--- Begin ---

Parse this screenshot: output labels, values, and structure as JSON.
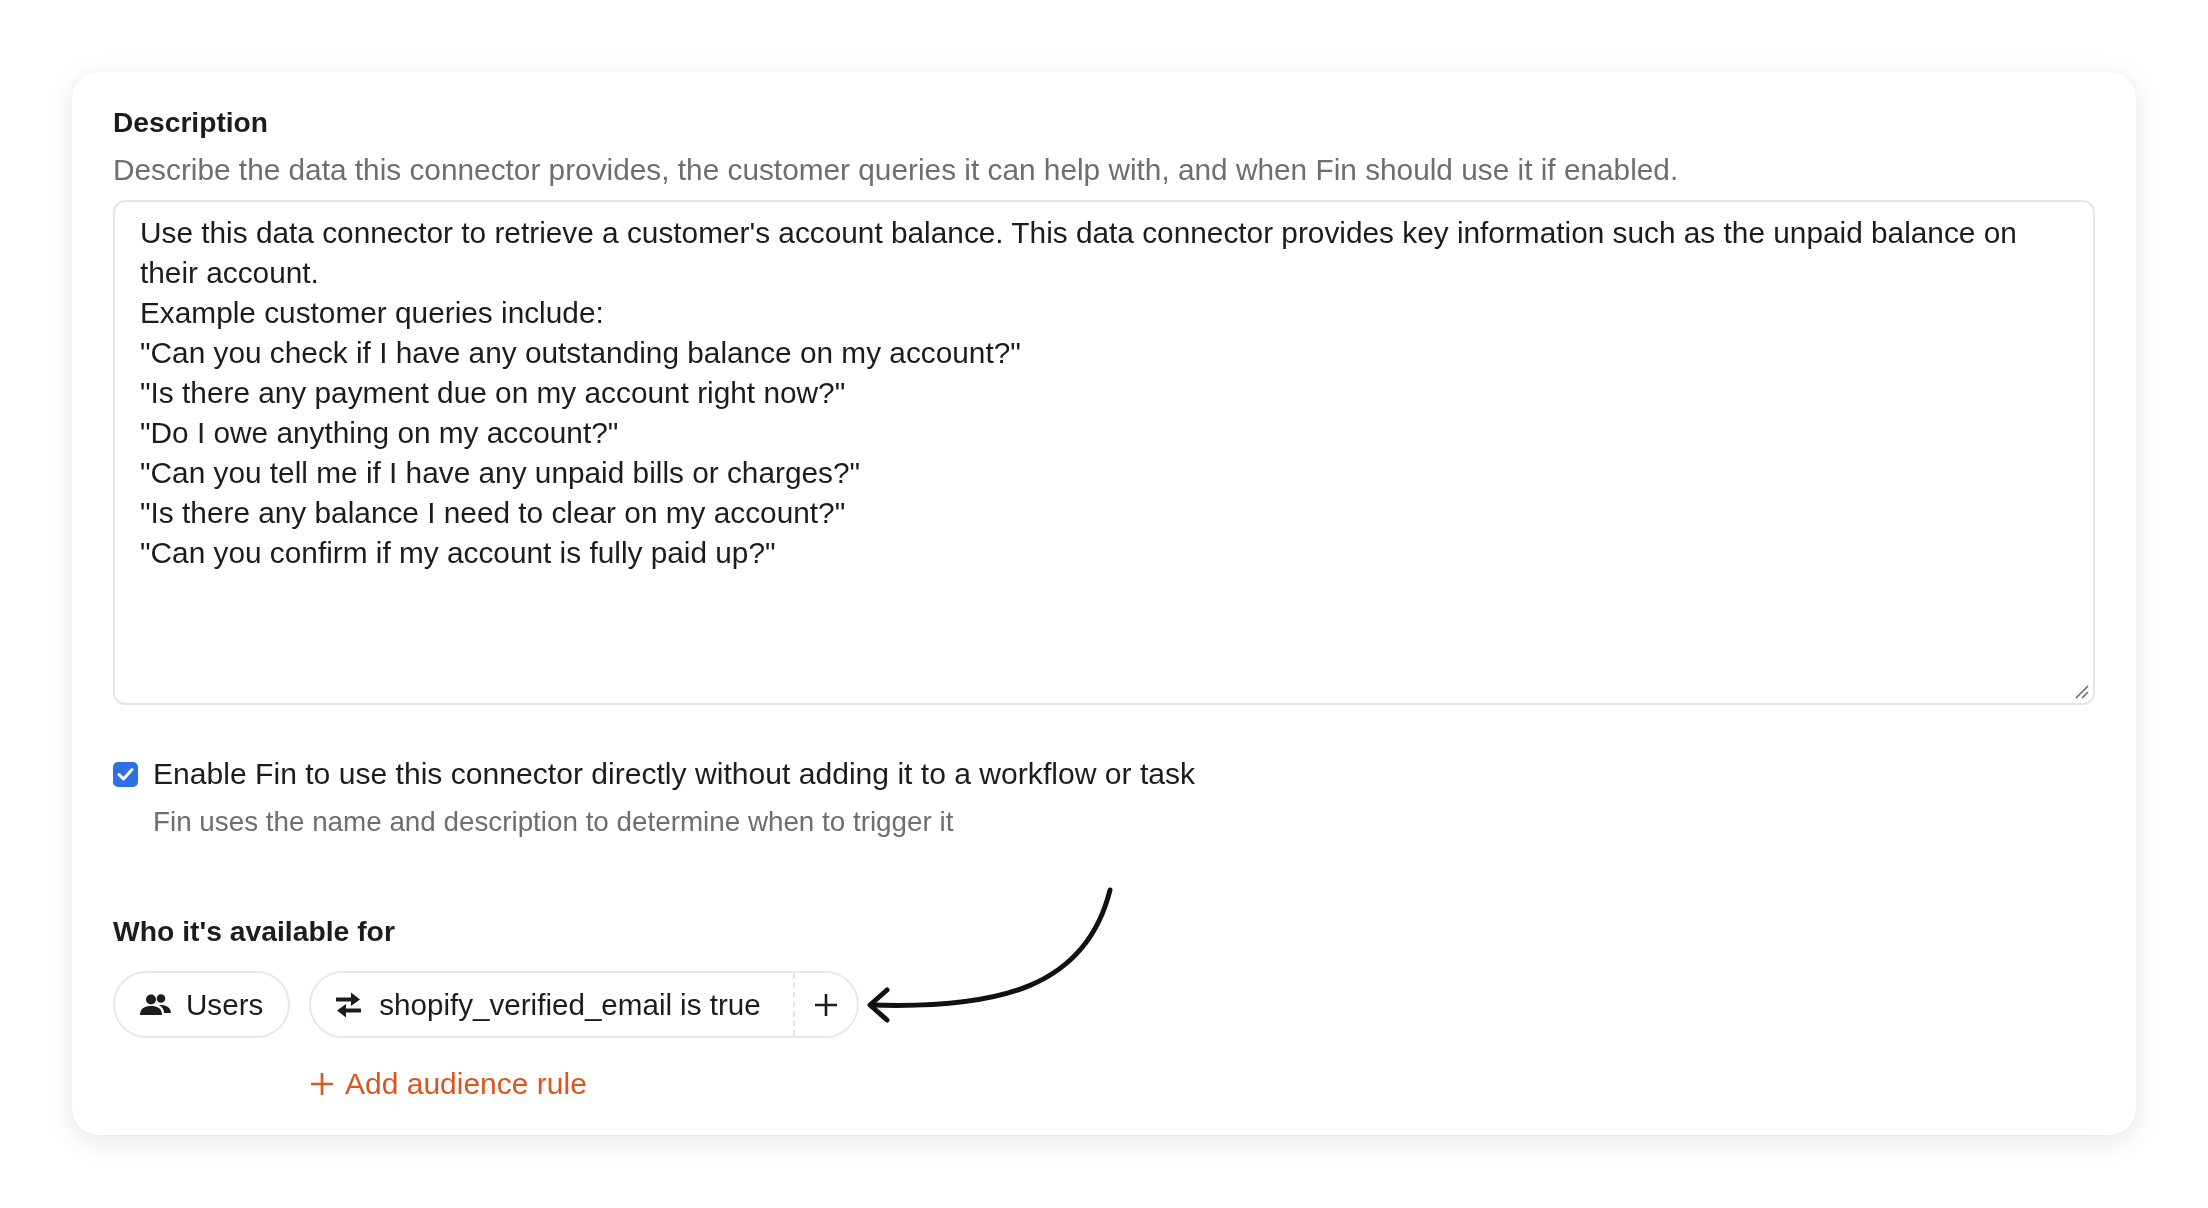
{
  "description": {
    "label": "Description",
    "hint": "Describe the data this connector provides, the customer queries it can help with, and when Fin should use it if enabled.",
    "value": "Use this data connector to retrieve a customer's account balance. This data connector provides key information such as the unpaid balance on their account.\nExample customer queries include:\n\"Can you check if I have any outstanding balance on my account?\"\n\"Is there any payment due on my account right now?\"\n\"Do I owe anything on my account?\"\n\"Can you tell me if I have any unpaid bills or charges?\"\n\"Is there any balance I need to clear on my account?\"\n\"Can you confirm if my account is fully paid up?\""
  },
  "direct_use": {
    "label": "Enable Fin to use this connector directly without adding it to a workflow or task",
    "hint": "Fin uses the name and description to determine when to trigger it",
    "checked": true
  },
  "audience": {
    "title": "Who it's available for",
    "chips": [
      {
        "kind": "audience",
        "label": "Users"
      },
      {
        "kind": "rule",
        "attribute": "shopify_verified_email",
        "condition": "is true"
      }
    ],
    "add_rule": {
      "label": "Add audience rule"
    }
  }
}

--- End ---

GIVEN TASK:
Filter the entries and copy out every line with the word "customer".

ANSWER TO THIS EXERCISE:
    "hint": "Describe the data this connector provides, the customer queries it can help with, and when Fin should use it if enabled.",
    "value": "Use this data connector to retrieve a customer's account balance. This data connector provides key information such as the unpaid balance on their account.\nExample customer queries include:\n\"Can you check if I have any outstanding balance on my account?\"\n\"Is there any payment due on my account right now?\"\n\"Do I owe anything on my account?\"\n\"Can you tell me if I have any unpaid bills or charges?\"\n\"Is there any balance I need to clear on my account?\"\n\"Can you confirm if my account is fully paid up?\""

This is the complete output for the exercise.